#### RECORDS PROVIDED

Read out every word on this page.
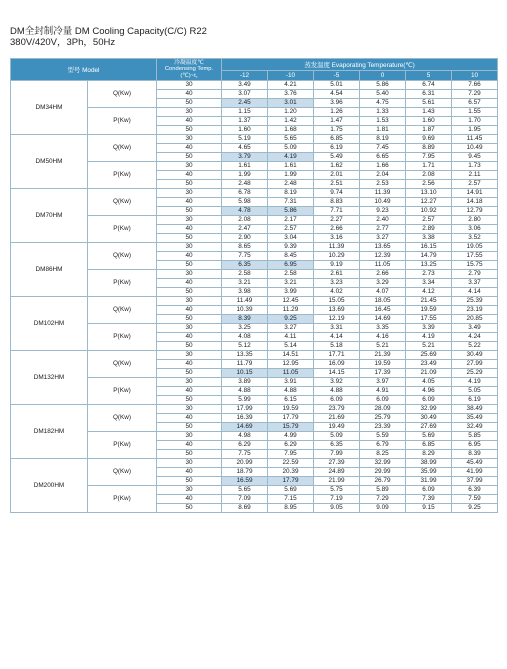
DM全封制冷量 DM Cooling Capacity(C/C) R22
380V/420V，3Ph，50Hz
型号 Model		冷凝温度℃
Condensing Temp.
(℃)~t꜀	蒸发温度 Evaporating Temperature(℃)					
			-12	-10	-5	0	5	10
DM34HM	Q(Kw)	30	3.49	4.21	5.01	5.86	6.74	7.66
		40	3.07	3.76	4.54	5.40	6.31	7.29
		50	2.45	3.01	3.96	4.75	5.61	6.57
	P(Kw)	30	1.15	1.20	1.26	1.33	1.43	1.55
		40	1.37	1.42	1.47	1.53	1.60	1.70
		50	1.60	1.68	1.75	1.81	1.87	1.95
DM50HM	Q(Kw)	30	5.19	5.65	6.85	8.19	9.69	11.45
		40	4.65	5.09	6.19	7.45	8.89	10.49
		50	3.79	4.19	5.49	6.65	7.95	9.45
	P(Kw)	30	1.61	1.61	1.62	1.66	1.71	1.73
		40	1.99	1.99	2.01	2.04	2.08	2.11
		50	2.48	2.48	2.51	2.53	2.56	2.57
DM70HM	Q(Kw)	30	6.78	8.19	9.74	11.39	13.10	14.91
		40	5.98	7.31	8.83	10.49	12.27	14.18
		50	4.78	5.86	7.71	9.23	10.92	12.79
	P(Kw)	30	2.08	2.17	2.27	2.40	2.57	2.80
		40	2.47	2.57	2.66	2.77	2.89	3.06
		50	2.90	3.04	3.16	3.27	3.38	3.52
DM86HM	Q(Kw)	30	8.65	9.39	11.39	13.65	16.15	19.05
		40	7.75	8.45	10.29	12.39	14.79	17.55
		50	6.35	6.95	9.19	11.05	13.25	15.75
	P(Kw)	30	2.58	2.58	2.61	2.66	2.73	2.79
		40	3.21	3.21	3.23	3.29	3.34	3.37
		50	3.98	3.99	4.02	4.07	4.12	4.14
DM102HM	Q(Kw)	30	11.49	12.45	15.05	18.05	21.45	25.39
		40	10.39	11.29	13.69	16.45	19.59	23.19
		50	8.39	9.25	12.19	14.69	17.55	20.85
	P(Kw)	30	3.25	3.27	3.31	3.35	3.39	3.49
		40	4.08	4.11	4.14	4.16	4.19	4.24
		50	5.12	5.14	5.18	5.21	5.21	5.22
DM132HM	Q(Kw)	30	13.35	14.51	17.71	21.39	25.69	30.49
		40	11.79	12.95	16.09	19.59	23.49	27.99
		50	10.15	11.05	14.15	17.39	21.09	25.29
	P(Kw)	30	3.89	3.91	3.92	3.97	4.05	4.19
		40	4.88	4.88	4.88	4.91	4.96	5.05
		50	5.99	6.15	6.09	6.09	6.09	6.19
DM182HM	Q(Kw)	30	17.99	19.59	23.79	28.09	32.99	38.49
		40	16.39	17.79	21.69	25.79	30.49	35.49
		50	14.69	15.79	19.49	23.39	27.69	32.49
	P(Kw)	30	4.98	4.99	5.09	5.59	5.69	5.85
		40	6.29	6.29	6.35	6.79	6.85	6.95
		50	7.75	7.95	7.99	8.25	8.29	8.39
DM200HM	Q(Kw)	30	20.99	22.59	27.39	32.99	38.99	45.49
		40	18.79	20.39	24.89	29.99	35.99	41.99
		50	16.59	17.79	21.99	26.79	31.99	37.99
	P(Kw)	30	5.65	5.69	5.75	5.89	6.09	6.39
		40	7.09	7.15	7.19	7.29	7.39	7.59
		50	8.69	8.95	9.05	9.09	9.15	9.25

########

JOB
Without the pictures, reproduce every line of the records above exactly.

WRITTEN ANSWER
Read out every word on this page.
DM全封制冷量 DM Cooling Capacity(C/C) R22
380V/420V，3Ph，50Hz
型号 Model		冷凝温度℃
Condensing Temp.
(℃)~t꜀	蒸发温度 Evaporating Temperature(℃)					
			-12	-10	-5	0	5	10
DM34HM	Q(Kw)	30	3.49	4.21	5.01	5.86	6.74	7.66
		40	3.07	3.76	4.54	5.40	6.31	7.29
		50	2.45	3.01	3.96	4.75	5.61	6.57
	P(Kw)	30	1.15	1.20	1.26	1.33	1.43	1.55
		40	1.37	1.42	1.47	1.53	1.60	1.70
		50	1.60	1.68	1.75	1.81	1.87	1.95
DM50HM	Q(Kw)	30	5.19	5.65	6.85	8.19	9.69	11.45
		40	4.65	5.09	6.19	7.45	8.89	10.49
		50	3.79	4.19	5.49	6.65	7.95	9.45
	P(Kw)	30	1.61	1.61	1.62	1.66	1.71	1.73
		40	1.99	1.99	2.01	2.04	2.08	2.11
		50	2.48	2.48	2.51	2.53	2.56	2.57
DM70HM	Q(Kw)	30	6.78	8.19	9.74	11.39	13.10	14.91
		40	5.98	7.31	8.83	10.49	12.27	14.18
		50	4.78	5.86	7.71	9.23	10.92	12.79
	P(Kw)	30	2.08	2.17	2.27	2.40	2.57	2.80
		40	2.47	2.57	2.66	2.77	2.89	3.06
		50	2.90	3.04	3.16	3.27	3.38	3.52
DM86HM	Q(Kw)	30	8.65	9.39	11.39	13.65	16.15	19.05
		40	7.75	8.45	10.29	12.39	14.79	17.55
		50	6.35	6.95	9.19	11.05	13.25	15.75
	P(Kw)	30	2.58	2.58	2.61	2.66	2.73	2.79
		40	3.21	3.21	3.23	3.29	3.34	3.37
		50	3.98	3.99	4.02	4.07	4.12	4.14
DM102HM	Q(Kw)	30	11.49	12.45	15.05	18.05	21.45	25.39
		40	10.39	11.29	13.69	16.45	19.59	23.19
		50	8.39	9.25	12.19	14.69	17.55	20.85
	P(Kw)	30	3.25	3.27	3.31	3.35	3.39	3.49
		40	4.08	4.11	4.14	4.16	4.19	4.24
		50	5.12	5.14	5.18	5.21	5.21	5.22
DM132HM	Q(Kw)	30	13.35	14.51	17.71	21.39	25.69	30.49
		40	11.79	12.95	16.09	19.59	23.49	27.99
		50	10.15	11.05	14.15	17.39	21.09	25.29
	P(Kw)	30	3.89	3.91	3.92	3.97	4.05	4.19
		40	4.88	4.88	4.88	4.91	4.96	5.05
		50	5.99	6.15	6.09	6.09	6.09	6.19
DM182HM	Q(Kw)	30	17.99	19.59	23.79	28.09	32.99	38.49
		40	16.39	17.79	21.69	25.79	30.49	35.49
		50	14.69	15.79	19.49	23.39	27.69	32.49
	P(Kw)	30	4.98	4.99	5.09	5.59	5.69	5.85
		40	6.29	6.29	6.35	6.79	6.85	6.95
		50	7.75	7.95	7.99	8.25	8.29	8.39
DM200HM	Q(Kw)	30	20.99	22.59	27.39	32.99	38.99	45.49
		40	18.79	20.39	24.89	29.99	35.99	41.99
		50	16.59	17.79	21.99	26.79	31.99	37.99
	P(Kw)	30	5.65	5.69	5.75	5.89	6.09	6.39
		40	7.09	7.15	7.19	7.29	7.39	7.59
		50	8.69	8.95	9.05	9.09	9.15	9.25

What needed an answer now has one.